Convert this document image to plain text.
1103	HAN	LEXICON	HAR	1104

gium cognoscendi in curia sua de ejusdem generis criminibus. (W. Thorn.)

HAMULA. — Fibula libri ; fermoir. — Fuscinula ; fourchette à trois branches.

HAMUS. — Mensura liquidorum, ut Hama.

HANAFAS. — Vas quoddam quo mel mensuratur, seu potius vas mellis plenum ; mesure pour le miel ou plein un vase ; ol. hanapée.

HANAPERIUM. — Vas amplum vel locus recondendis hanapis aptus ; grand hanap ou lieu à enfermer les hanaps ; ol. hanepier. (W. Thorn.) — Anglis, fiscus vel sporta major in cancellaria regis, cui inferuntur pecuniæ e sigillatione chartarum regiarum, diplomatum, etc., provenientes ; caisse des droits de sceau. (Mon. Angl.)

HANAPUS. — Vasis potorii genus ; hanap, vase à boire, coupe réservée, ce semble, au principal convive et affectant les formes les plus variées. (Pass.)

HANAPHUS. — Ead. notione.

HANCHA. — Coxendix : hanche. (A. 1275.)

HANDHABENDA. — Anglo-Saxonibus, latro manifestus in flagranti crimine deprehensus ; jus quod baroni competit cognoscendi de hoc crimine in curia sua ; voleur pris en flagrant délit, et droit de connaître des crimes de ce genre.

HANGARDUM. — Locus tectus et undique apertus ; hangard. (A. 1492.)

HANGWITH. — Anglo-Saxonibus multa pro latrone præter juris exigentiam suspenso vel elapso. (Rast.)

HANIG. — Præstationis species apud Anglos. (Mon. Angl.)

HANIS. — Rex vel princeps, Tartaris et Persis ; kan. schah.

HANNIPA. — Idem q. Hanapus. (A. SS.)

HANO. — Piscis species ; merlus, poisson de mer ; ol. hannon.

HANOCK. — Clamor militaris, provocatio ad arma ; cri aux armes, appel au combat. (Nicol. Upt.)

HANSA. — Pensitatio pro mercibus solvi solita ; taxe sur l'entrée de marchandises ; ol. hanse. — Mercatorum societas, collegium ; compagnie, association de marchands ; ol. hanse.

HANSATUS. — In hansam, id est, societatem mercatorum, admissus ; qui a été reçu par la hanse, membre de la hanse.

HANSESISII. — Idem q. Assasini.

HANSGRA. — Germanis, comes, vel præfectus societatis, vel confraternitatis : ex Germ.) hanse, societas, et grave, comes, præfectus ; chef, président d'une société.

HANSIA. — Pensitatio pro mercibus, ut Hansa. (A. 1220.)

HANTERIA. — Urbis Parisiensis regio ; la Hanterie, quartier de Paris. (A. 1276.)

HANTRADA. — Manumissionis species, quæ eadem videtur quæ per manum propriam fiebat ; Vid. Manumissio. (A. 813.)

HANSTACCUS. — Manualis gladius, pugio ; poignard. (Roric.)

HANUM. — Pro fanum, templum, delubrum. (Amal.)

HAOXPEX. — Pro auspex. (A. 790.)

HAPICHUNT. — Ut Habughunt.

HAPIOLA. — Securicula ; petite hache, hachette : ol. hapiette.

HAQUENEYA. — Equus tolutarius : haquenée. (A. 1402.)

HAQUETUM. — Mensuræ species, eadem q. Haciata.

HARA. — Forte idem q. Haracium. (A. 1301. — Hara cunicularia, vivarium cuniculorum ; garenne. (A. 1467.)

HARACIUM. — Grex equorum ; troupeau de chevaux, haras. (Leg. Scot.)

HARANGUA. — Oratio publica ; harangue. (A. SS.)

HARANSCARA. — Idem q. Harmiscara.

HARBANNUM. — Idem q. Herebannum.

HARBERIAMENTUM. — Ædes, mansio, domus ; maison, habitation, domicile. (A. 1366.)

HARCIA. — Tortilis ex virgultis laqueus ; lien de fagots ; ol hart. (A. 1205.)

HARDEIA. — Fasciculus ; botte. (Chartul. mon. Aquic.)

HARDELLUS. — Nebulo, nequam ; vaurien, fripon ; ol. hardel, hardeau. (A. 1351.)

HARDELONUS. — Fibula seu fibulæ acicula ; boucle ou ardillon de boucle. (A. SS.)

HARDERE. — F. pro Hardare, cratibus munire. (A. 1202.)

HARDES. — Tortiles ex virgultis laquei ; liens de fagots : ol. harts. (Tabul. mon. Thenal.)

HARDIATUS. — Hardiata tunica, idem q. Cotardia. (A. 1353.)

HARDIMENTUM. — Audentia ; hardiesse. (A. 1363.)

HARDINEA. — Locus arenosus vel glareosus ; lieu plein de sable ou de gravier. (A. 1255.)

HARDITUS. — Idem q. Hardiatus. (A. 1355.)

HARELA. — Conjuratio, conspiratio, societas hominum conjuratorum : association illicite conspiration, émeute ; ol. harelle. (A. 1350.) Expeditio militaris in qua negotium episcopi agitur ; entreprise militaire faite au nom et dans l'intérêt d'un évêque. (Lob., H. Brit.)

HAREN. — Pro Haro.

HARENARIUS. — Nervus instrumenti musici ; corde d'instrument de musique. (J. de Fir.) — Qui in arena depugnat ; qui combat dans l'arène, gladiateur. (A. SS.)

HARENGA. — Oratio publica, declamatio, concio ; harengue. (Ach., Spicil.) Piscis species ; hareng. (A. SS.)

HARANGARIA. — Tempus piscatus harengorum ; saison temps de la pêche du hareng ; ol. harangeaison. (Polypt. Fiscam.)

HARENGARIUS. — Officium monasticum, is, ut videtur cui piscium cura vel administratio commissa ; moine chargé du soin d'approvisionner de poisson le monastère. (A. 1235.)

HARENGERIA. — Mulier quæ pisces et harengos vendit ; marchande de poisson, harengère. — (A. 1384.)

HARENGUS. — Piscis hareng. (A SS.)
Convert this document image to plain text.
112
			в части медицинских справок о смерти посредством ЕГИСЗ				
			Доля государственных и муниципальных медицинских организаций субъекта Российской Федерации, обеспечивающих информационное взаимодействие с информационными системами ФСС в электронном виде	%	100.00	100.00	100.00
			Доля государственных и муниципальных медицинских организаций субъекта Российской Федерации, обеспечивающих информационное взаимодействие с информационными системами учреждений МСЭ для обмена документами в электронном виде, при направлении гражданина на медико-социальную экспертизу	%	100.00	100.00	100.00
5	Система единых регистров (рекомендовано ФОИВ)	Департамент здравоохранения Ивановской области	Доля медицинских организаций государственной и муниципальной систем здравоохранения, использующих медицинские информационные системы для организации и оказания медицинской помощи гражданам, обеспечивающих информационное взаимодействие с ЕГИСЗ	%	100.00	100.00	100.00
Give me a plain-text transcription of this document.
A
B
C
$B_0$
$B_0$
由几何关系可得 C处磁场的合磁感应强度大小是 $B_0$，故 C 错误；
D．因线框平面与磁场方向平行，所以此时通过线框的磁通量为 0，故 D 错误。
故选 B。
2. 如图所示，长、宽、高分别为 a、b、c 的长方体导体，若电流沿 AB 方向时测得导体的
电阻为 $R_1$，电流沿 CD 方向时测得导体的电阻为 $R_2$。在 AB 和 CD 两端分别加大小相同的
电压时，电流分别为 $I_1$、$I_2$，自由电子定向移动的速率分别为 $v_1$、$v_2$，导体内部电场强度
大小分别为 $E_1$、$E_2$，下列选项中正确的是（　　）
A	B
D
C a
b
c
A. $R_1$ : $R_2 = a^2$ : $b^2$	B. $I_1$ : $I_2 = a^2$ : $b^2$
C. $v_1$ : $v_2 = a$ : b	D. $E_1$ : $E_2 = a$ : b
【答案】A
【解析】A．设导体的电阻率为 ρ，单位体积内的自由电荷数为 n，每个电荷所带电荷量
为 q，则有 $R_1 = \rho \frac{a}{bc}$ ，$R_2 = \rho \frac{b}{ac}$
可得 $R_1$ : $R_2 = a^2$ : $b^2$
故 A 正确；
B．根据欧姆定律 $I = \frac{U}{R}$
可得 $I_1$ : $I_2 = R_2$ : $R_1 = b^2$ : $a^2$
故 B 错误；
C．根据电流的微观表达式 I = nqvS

________________________

* Task requirements *
Find the word "cognoscendi" and list each line it appears in.

* Written answer *
gium cognoscendi in curia sua de ejusdem generis criminibus. (W. Thorn.)
HANDHABENDA. — Anglo-Saxonibus, latro manifestus in flagranti crimine deprehensus ; jus quod baroni competit cognoscendi de hoc crimine in curia sua ; voleur pris en flagrant délit, et droit de connaître des crimes de ce genre.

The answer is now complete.